(Assignment) Within these entries, which lines include the string "JSON"? Copy each one.

(Task material)
● ● ● ● ● ● ●
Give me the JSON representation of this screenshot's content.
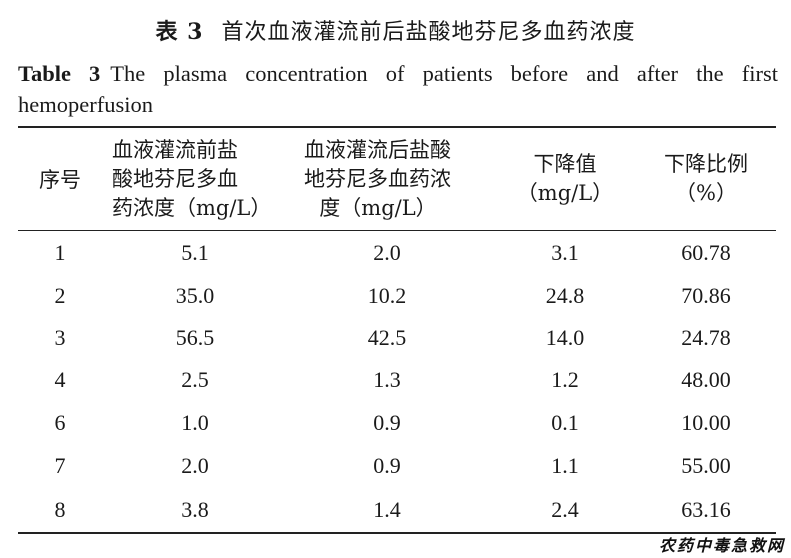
{
  "caption": {
    "cn_label": "表 3",
    "cn_title": "首次血液灌流前后盐酸地芬尼多血药浓度",
    "en_label": "Table 3",
    "en_title": "The plasma concentration of patients before and after the first hemoperfusion"
  },
  "headers": {
    "col1": "序号",
    "col2_l1": "血液灌流前盐",
    "col2_l2": "酸地芬尼多血",
    "col2_l3": "药浓度（mg/L）",
    "col3_l1": "血液灌流后盐酸",
    "col3_l2": "地芬尼多血药浓",
    "col3_l3": "度（mg/L）",
    "col4_l1": "下降值",
    "col4_l2": "（mg/L）",
    "col5_l1": "下降比例",
    "col5_l2": "（%）"
  },
  "rows": [
    [
      "1",
      "5.1",
      "2.0",
      "3.1",
      "60.78"
    ],
    [
      "2",
      "35.0",
      "10.2",
      "24.8",
      "70.86"
    ],
    [
      "3",
      "56.5",
      "42.5",
      "14.0",
      "24.78"
    ],
    [
      "4",
      "2.5",
      "1.3",
      "1.2",
      "48.00"
    ],
    [
      "6",
      "1.0",
      "0.9",
      "0.1",
      "10.00"
    ],
    [
      "7",
      "2.0",
      "0.9",
      "1.1",
      "55.00"
    ],
    [
      "8",
      "3.8",
      "1.4",
      "2.4",
      "63.16"
    ]
  ],
  "watermark": "农药中毒急救网"
}
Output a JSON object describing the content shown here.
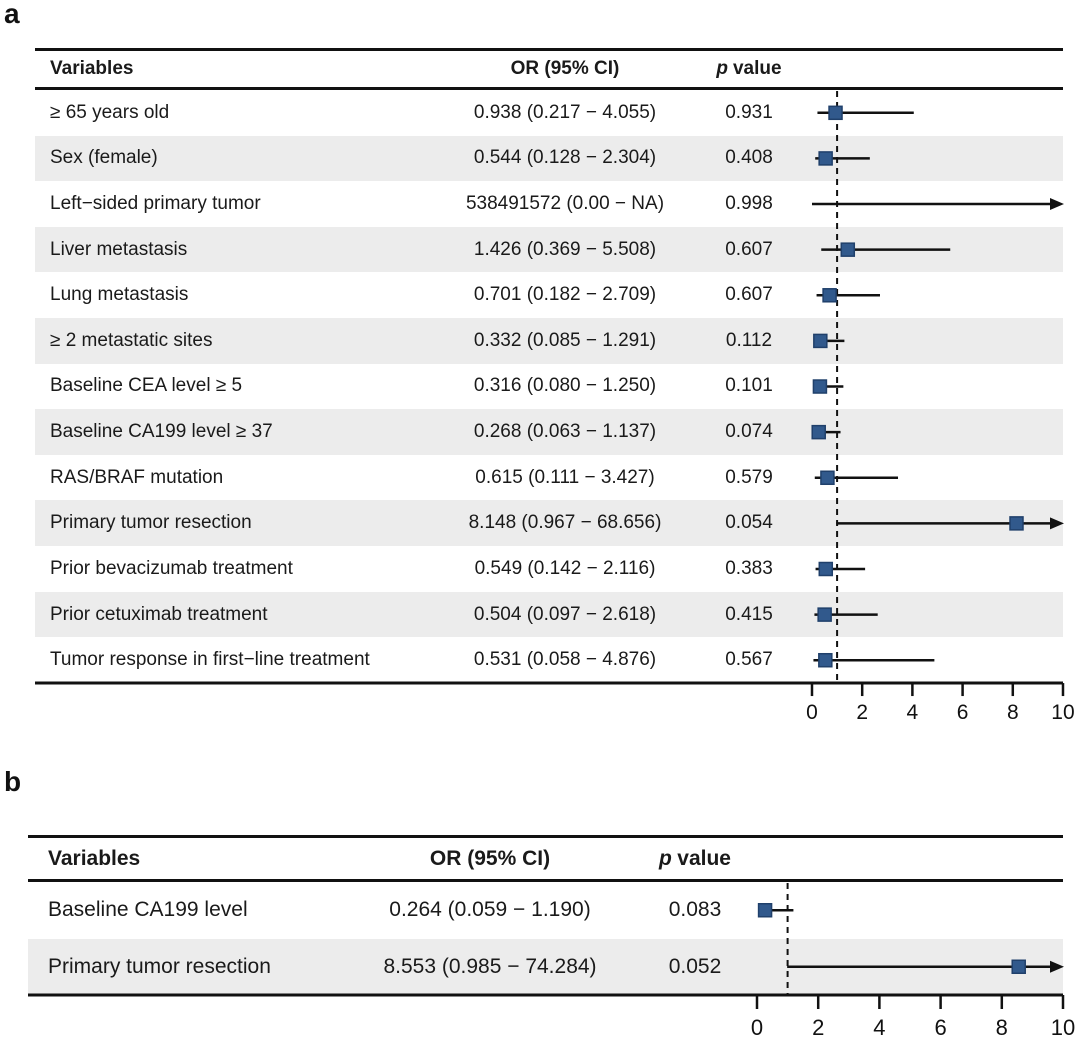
● ● ● ● ● ● ●
(Solution for this task)
Give me the JSON representation of this screenshot's content.
Output a JSON object describing the content shown here.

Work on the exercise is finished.